> Task directions: Where a line holds the string "with", return that line.

===== Record set =====

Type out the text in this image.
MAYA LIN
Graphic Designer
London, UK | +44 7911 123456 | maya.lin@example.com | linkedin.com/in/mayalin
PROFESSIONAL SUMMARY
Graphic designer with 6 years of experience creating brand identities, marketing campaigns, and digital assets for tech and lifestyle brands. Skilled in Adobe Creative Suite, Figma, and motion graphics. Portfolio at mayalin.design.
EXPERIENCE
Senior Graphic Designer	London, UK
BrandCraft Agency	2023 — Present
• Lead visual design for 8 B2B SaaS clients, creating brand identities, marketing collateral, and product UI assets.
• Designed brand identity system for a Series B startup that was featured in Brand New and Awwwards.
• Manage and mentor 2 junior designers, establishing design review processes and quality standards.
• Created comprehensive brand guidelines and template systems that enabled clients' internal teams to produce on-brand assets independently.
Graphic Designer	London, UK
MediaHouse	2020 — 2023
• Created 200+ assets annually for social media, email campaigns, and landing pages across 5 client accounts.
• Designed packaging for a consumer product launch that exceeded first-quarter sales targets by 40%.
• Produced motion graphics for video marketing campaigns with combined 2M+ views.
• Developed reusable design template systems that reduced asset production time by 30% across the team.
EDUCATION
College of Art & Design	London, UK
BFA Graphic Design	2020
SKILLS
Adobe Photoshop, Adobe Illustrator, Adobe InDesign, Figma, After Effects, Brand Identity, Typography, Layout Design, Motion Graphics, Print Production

=====

> Correct result:
Graphic designer with 6 years of experience creating brand identities, marketing campaigns, and digital assets for tech and lifestyle brands. Skilled in Adobe Creative Suite, Figma, and motion graphics. Portfolio at mayalin.design.
• Produced motion graphics for video marketing campaigns with combined 2M+ views.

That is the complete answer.